■ **EXERCISE MATERIALS**

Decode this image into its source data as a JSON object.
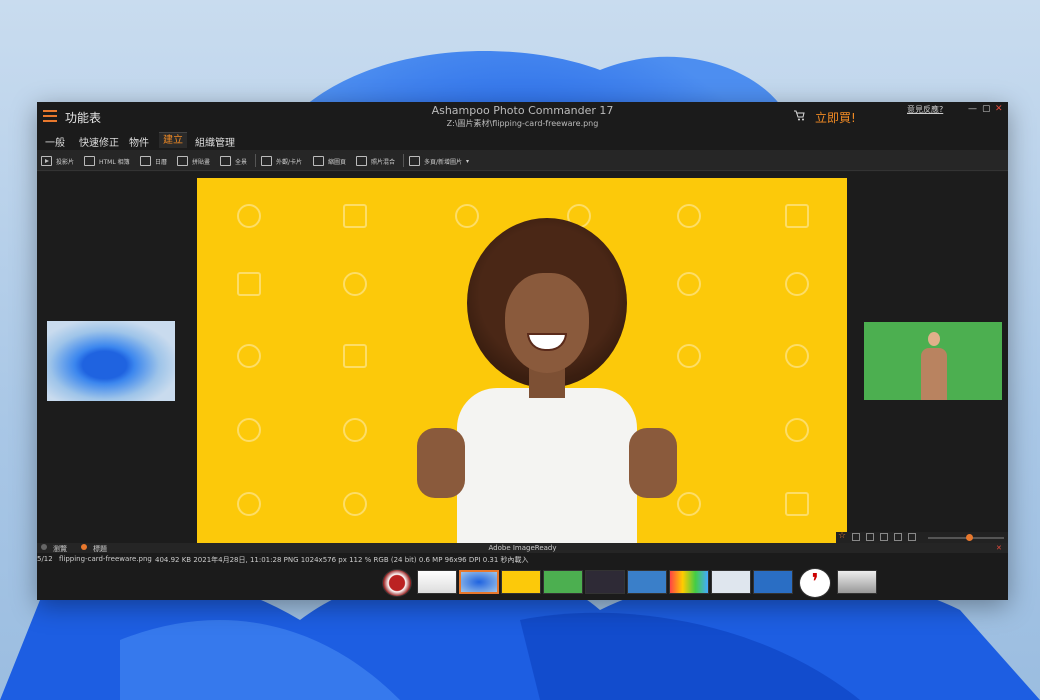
{
  "titlebar": {
    "menu_label": "功能表",
    "app_title": "Ashampoo Photo Commander 17",
    "file_path": "Z:\\圖片素材\\flipping-card-freeware.png",
    "buy_label": "立即買!",
    "feedback_label": "意見反應?",
    "minimize": "—",
    "maximize": "▢",
    "close": "✕"
  },
  "tabs": [
    {
      "label": "一般"
    },
    {
      "label": "快速修正"
    },
    {
      "label": "物件"
    },
    {
      "label": "建立",
      "active": true
    },
    {
      "label": "組織管理"
    }
  ],
  "toolbar": {
    "items": [
      {
        "label": "投影片",
        "icon": "slideshow-icon"
      },
      {
        "label": "HTML 相簿",
        "icon": "html-album-icon"
      },
      {
        "label": "日曆",
        "icon": "calendar-icon"
      },
      {
        "label": "拼貼畫",
        "icon": "collage-icon"
      },
      {
        "label": "全景",
        "icon": "panorama-icon"
      },
      {
        "label": "外觀/卡片",
        "icon": "card-icon"
      },
      {
        "label": "縮圖頁",
        "icon": "thumbnail-page-icon"
      },
      {
        "label": "照片混合",
        "icon": "photo-blend-icon"
      },
      {
        "label": "多頁/新增圖片",
        "icon": "multipage-icon"
      }
    ]
  },
  "infobar1": {
    "tab_browse": "瀏覽",
    "tab_tags": "標題",
    "center_label": "Adobe ImageReady",
    "close": "✕"
  },
  "infobar2": {
    "position": "5/12",
    "filename": "flipping-card-freeware.png",
    "details": "404.92 KB  2021年4月28日, 11:01:28  PNG  1024x576 px  112 %  RGB (24 bit)  0.6 MP  96x96 DPI  0.31 秒內載入"
  },
  "colors": {
    "accent": "#e8782d",
    "main_bg": "#fcc90a"
  }
}
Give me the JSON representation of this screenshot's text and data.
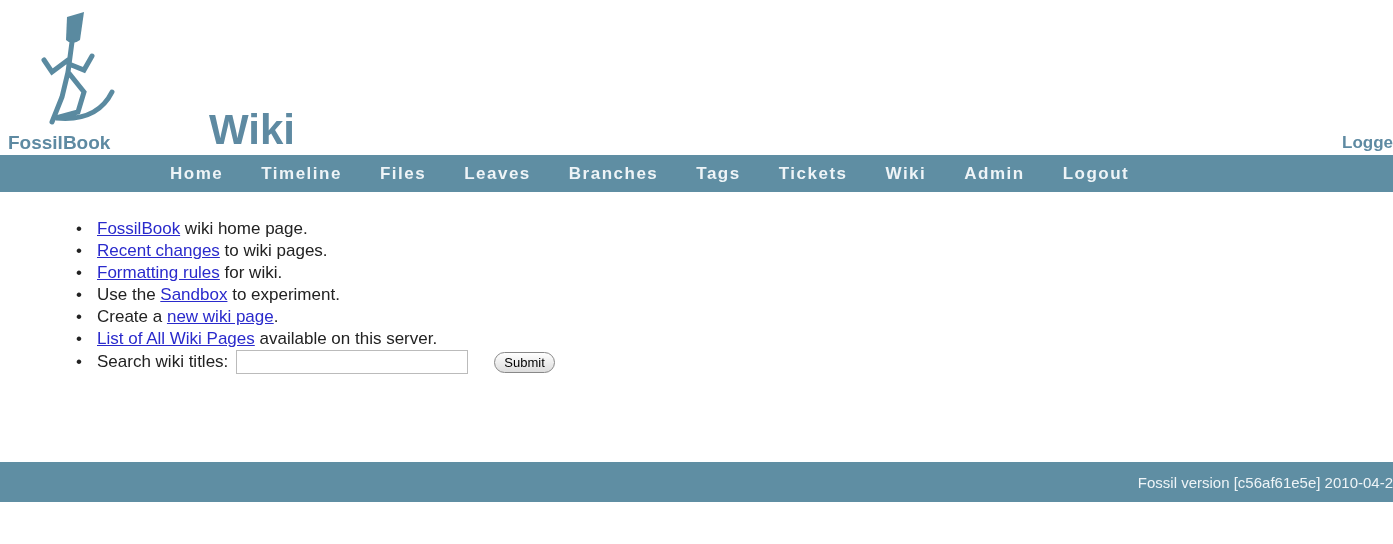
{
  "header": {
    "site_name": "FossilBook",
    "title": "Wiki",
    "login_status": "Logge"
  },
  "nav": [
    "Home",
    "Timeline",
    "Files",
    "Leaves",
    "Branches",
    "Tags",
    "Tickets",
    "Wiki",
    "Admin",
    "Logout"
  ],
  "items": [
    {
      "marker": "•",
      "link": "FossilBook",
      "after": " wiki home page."
    },
    {
      "marker": "•",
      "link": "Recent changes",
      "after": " to wiki pages."
    },
    {
      "marker": "•",
      "link": "Formatting rules",
      "after": " for wiki."
    },
    {
      "marker": "•",
      "before": "Use the ",
      "link": "Sandbox",
      "after": " to experiment."
    },
    {
      "marker": "•",
      "before": "Create a ",
      "link": "new wiki page",
      "after": "."
    },
    {
      "marker": "•",
      "link": "List of All Wiki Pages",
      "after": " available on this server."
    }
  ],
  "search": {
    "marker": "•",
    "label": "Search wiki titles:",
    "button": "Submit"
  },
  "footer": "Fossil version [c56af61e5e] 2010-04-2"
}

■ **OBJECTIVE**
Using the listing above, pick out each line that contains the word "JSON", then copy it.

■ **RESULT OF THE EXERCISE**
Decode this image into its source data as a JSON object.
Give me the JSON representation of this screenshot's text and data.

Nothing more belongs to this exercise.